— begin The records —

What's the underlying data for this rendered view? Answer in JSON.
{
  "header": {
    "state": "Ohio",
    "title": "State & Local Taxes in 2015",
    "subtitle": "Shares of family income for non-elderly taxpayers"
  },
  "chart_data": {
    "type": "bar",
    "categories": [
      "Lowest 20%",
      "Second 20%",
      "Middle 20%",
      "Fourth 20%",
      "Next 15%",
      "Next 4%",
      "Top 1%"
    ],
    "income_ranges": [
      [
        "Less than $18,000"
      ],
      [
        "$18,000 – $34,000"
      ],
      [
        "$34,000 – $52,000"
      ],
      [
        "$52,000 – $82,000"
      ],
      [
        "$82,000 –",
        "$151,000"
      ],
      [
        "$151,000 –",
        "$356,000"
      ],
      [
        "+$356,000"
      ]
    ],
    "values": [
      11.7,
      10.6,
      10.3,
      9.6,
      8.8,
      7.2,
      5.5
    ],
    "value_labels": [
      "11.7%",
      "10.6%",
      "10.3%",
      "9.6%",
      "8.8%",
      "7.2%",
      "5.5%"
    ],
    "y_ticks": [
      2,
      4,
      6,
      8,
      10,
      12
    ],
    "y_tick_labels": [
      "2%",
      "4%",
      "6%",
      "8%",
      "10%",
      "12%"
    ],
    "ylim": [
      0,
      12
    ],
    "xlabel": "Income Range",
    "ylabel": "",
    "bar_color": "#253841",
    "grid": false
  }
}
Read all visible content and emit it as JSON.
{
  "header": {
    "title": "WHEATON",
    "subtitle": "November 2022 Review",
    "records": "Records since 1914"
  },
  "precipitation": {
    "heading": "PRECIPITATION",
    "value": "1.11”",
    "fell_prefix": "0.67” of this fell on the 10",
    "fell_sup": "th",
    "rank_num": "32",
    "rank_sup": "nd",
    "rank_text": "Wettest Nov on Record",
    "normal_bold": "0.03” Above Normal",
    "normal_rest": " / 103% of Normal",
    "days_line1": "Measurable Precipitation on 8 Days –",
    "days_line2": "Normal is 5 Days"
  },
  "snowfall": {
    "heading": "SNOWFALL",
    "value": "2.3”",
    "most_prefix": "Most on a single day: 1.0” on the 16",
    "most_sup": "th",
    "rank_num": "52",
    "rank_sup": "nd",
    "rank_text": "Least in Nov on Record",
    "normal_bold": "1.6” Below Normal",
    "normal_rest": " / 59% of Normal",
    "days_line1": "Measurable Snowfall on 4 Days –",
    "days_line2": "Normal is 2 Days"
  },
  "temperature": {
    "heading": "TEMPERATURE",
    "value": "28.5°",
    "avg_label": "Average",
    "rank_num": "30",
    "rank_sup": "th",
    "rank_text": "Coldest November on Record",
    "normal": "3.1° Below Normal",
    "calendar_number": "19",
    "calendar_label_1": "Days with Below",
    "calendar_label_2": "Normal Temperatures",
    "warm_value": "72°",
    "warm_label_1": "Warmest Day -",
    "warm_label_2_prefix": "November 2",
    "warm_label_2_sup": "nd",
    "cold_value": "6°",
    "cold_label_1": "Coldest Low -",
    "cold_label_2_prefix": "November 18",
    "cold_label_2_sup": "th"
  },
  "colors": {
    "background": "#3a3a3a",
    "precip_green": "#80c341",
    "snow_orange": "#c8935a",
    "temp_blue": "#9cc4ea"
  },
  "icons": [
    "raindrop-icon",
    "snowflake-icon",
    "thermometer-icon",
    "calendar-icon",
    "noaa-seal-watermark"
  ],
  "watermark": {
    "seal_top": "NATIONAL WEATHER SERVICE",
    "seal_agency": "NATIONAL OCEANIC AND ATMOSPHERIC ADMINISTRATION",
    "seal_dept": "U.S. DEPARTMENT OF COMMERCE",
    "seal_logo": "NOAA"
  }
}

— end The records —

■ Exercise details: Report the number of lines that include the string "this"; return nothing but the count.

■ The response: 2